GOAL OF THE EXERCISE:
Word for word, quote all of the material, omitting the pictures.

RECORDS TO PROCESS:
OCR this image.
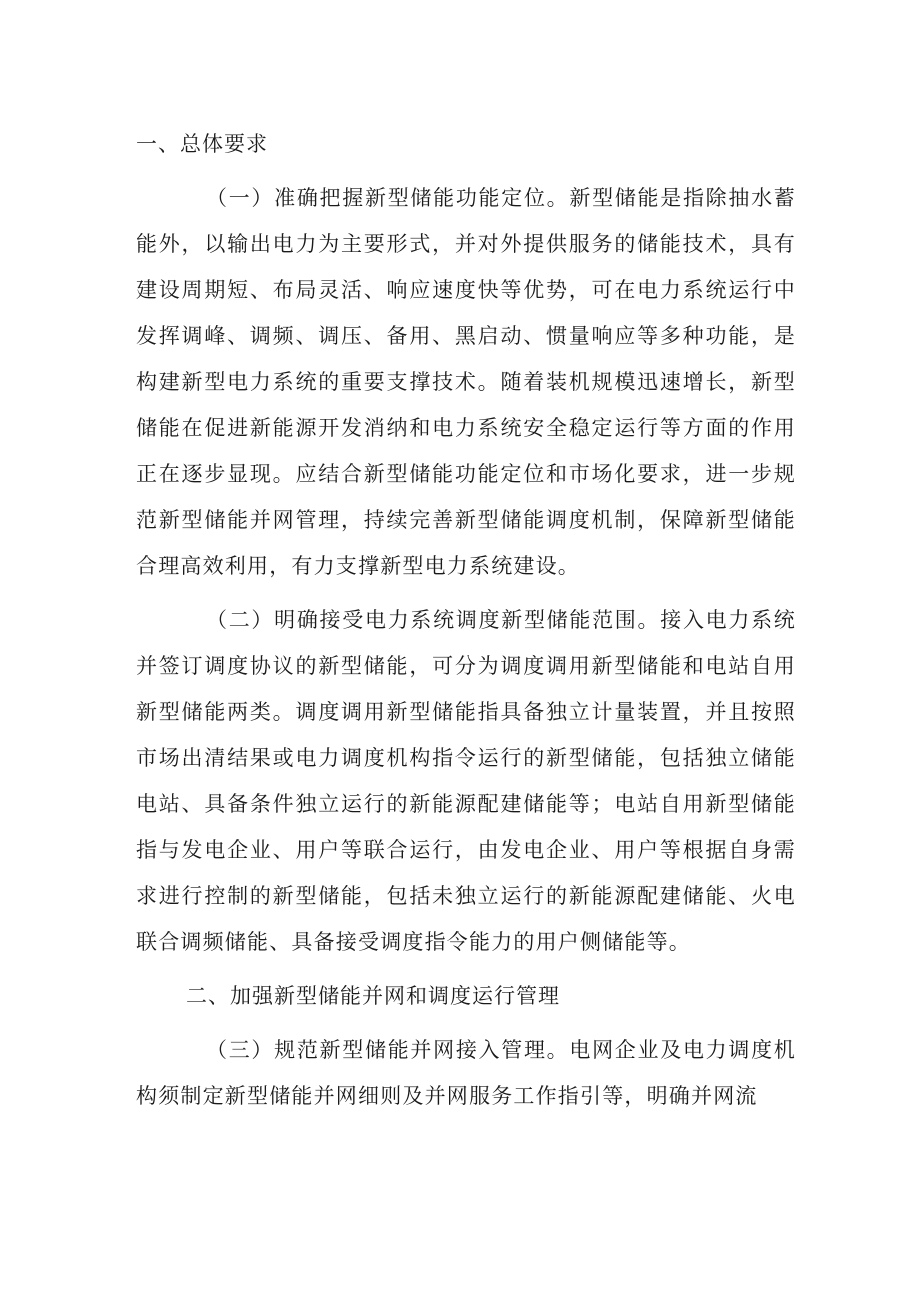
一、总体要求

（一）准确把握新型储能功能定位。新型储能是指除抽水蓄能外，以输出电力为主要形式，并对外提供服务的储能技术，具有建设周期短、布局灵活、响应速度快等优势，可在电力系统运行中发挥调峰、调频、调压、备用、黑启动、惯量响应等多种功能，是构建新型电力系统的重要支撑技术。随着装机规模迅速增长，新型储能在促进新能源开发消纳和电力系统安全稳定运行等方面的作用正在逐步显现。应结合新型储能功能定位和市场化要求，进一步规范新型储能并网管理，持续完善新型储能调度机制，保障新型储能合理高效利用，有力支撑新型电力系统建设。

（二）明确接受电力系统调度新型储能范围。接入电力系统并签订调度协议的新型储能，可分为调度调用新型储能和电站自用新型储能两类。调度调用新型储能指具备独立计量装置，并且按照市场出清结果或电力调度机构指令运行的新型储能，包括独立储能电站、具备条件独立运行的新能源配建储能等；电站自用新型储能指与发电企业、用户等联合运行，由发电企业、用户等根据自身需求进行控制的新型储能，包括未独立运行的新能源配建储能、火电联合调频储能、具备接受调度指令能力的用户侧储能等。

二、加强新型储能并网和调度运行管理

（三）规范新型储能并网接入管理。电网企业及电力调度机构须制定新型储能并网细则及并网服务工作指引等，明确并网流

ANSWER FOR THIS EXERCISE:
OCR this image.
一、总体要求

（一）准确把握新型储能功能定位。新型储能是指除抽水蓄能外，以输出电力为主要形式，并对外提供服务的储能技术，具有建设周期短、布局灵活、响应速度快等优势，可在电力系统运行中发挥调峰、调频、调压、备用、黑启动、惯量响应等多种功能，是构建新型电力系统的重要支撑技术。随着装机规模迅速增长，新型储能在促进新能源开发消纳和电力系统安全稳定运行等方面的作用正在逐步显现。应结合新型储能功能定位和市场化要求，进一步规范新型储能并网管理，持续完善新型储能调度机制，保障新型储能合理高效利用，有力支撑新型电力系统建设。

（二）明确接受电力系统调度新型储能范围。接入电力系统并签订调度协议的新型储能，可分为调度调用新型储能和电站自用新型储能两类。调度调用新型储能指具备独立计量装置，并且按照市场出清结果或电力调度机构指令运行的新型储能，包括独立储能电站、具备条件独立运行的新能源配建储能等；电站自用新型储能指与发电企业、用户等联合运行，由发电企业、用户等根据自身需求进行控制的新型储能，包括未独立运行的新能源配建储能、火电联合调频储能、具备接受调度指令能力的用户侧储能等。

二、加强新型储能并网和调度运行管理

（三）规范新型储能并网接入管理。电网企业及电力调度机构须制定新型储能并网细则及并网服务工作指引等，明确并网流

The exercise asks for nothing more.